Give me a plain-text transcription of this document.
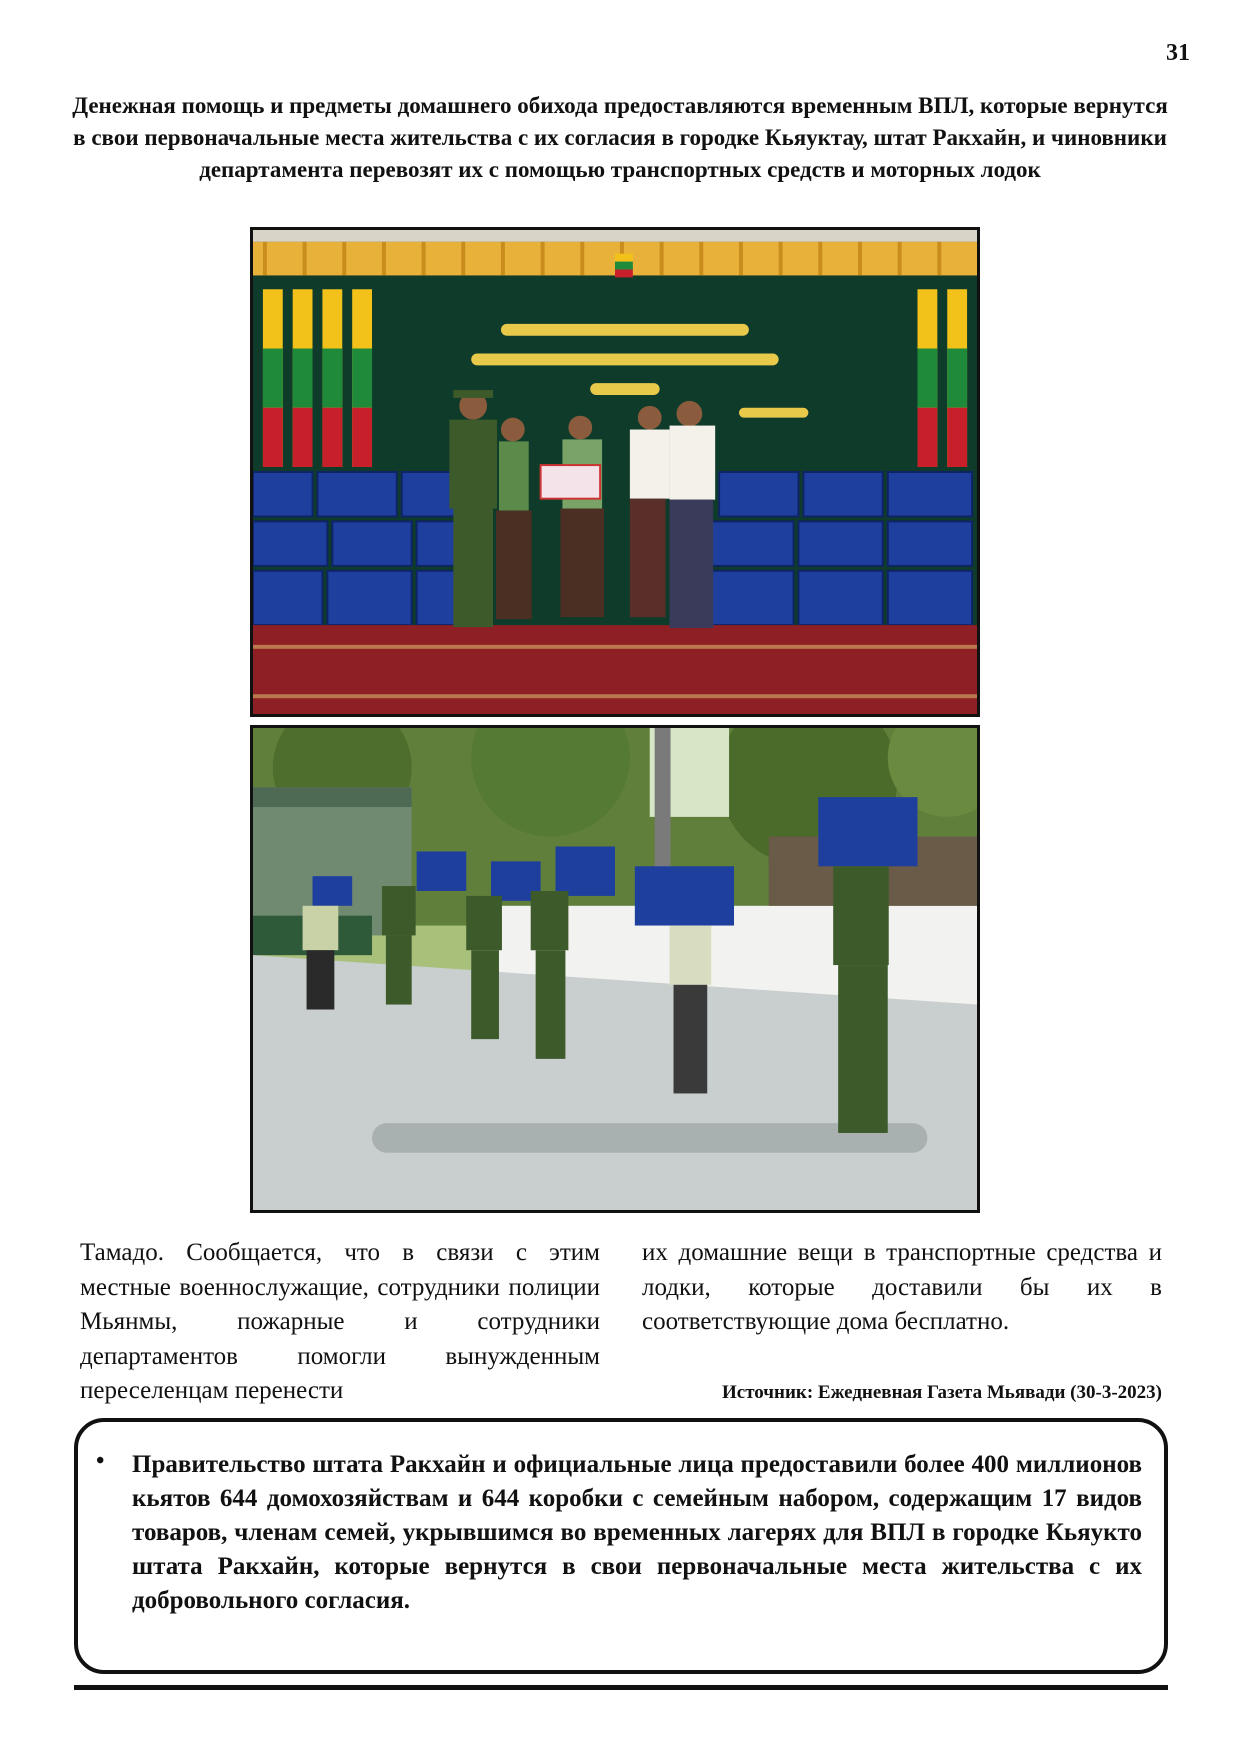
31
Денежная помощь и предметы домашнего обихода предоставляются временным ВПЛ, которые вернутся в свои первоначальные места жительства с их согласия в городке Кьяуктау, штат Ракхайн, и чиновники департамента перевозят их с помощью транспортных средств и моторных лодок
Тамадо. Сообщается, что в связи с этим местные военнослужащие, сотрудники полиции Мьянмы, пожарные и сотрудники департаментов помогли вынужденным переселенцам перенести
их домашние вещи в транспортные средства и лодки, которые доставили бы их в соответствующие дома бесплатно.
Источник: Ежедневная Газета Мьявади (30-3-2023)
• Правительство штата Ракхайн и официальные лица предоставили более 400 миллионов кьятов 644 домохозяйствам и 644 коробки с семейным набором, содержащим 17 видов товаров, членам семей, укрывшимся во временных лагерях для ВПЛ в городке Кьяукто штата Ракхайн, которые вернутся в свои первоначальные места жительства с их добровольного согласия.
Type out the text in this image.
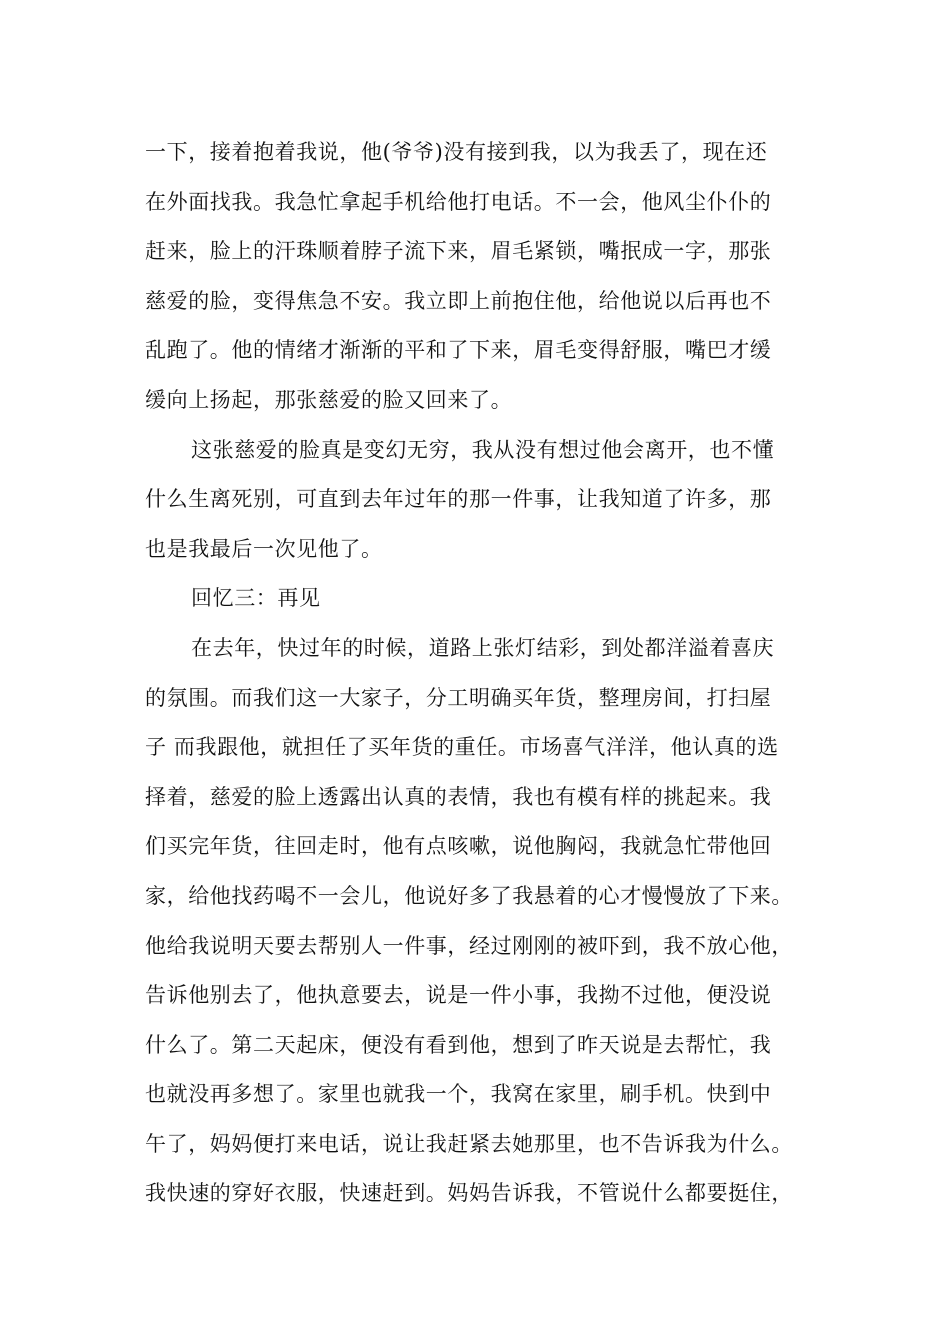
一下，接着抱着我说，他(爷爷)没有接到我，以为我丢了，现在还
在外面找我。我急忙拿起手机给他打电话。不一会，他风尘仆仆的
赶来，脸上的汗珠顺着脖子流下来，眉毛紧锁，嘴抿成一字，那张
慈爱的脸，变得焦急不安。我立即上前抱住他，给他说以后再也不
乱跑了。他的情绪才渐渐的平和了下来，眉毛变得舒服，嘴巴才缓
缓向上扬起，那张慈爱的脸又回来了。
这张慈爱的脸真是变幻无穷，我从没有想过他会离开，也不懂
什么生离死别，可直到去年过年的那一件事，让我知道了许多，那
也是我最后一次见他了。
回忆三：再见
在去年，快过年的时候，道路上张灯结彩，到处都洋溢着喜庆
的氛围。而我们这一大家子，分工明确买年货，整理房间，打扫屋
子 而我跟他，就担任了买年货的重任。市场喜气洋洋，他认真的选
择着，慈爱的脸上透露出认真的表情，我也有模有样的挑起来。我
们买完年货，往回走时，他有点咳嗽，说他胸闷，我就急忙带他回
家，给他找药喝不一会儿，他说好多了我悬着的心才慢慢放了下来。
他给我说明天要去帮别人一件事，经过刚刚的被吓到，我不放心他，
告诉他别去了，他执意要去，说是一件小事，我拗不过他，便没说
什么了。第二天起床，便没有看到他，想到了昨天说是去帮忙，我
也就没再多想了。家里也就我一个，我窝在家里，刷手机。快到中
午了，妈妈便打来电话，说让我赶紧去她那里，也不告诉我为什么。
我快速的穿好衣服，快速赶到。妈妈告诉我，不管说什么都要挺住，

--------

**What is needed**. Copy out all lines where the word "жительства" appears.

**Exercise answer**.
Денежная помощь и предметы домашнего обихода предоставляются временным ВПЛ, которые вернутся в свои первоначальные места жительства с их согласия в городке Кьяуктау, штат Ракхайн, и чиновники департамента перевозят их с помощью транспортных средств и моторных лодок
• Правительство штата Ракхайн и официальные лица предоставили более 400 миллионов кьятов 644 домохозяйствам и 644 коробки с семейным набором, содержащим 17 видов товаров, членам семей, укрывшимся во временных лагерях для ВПЛ в городке Кьяукто штата Ракхайн, которые вернутся в свои первоначальные места жительства с их добровольного согласия.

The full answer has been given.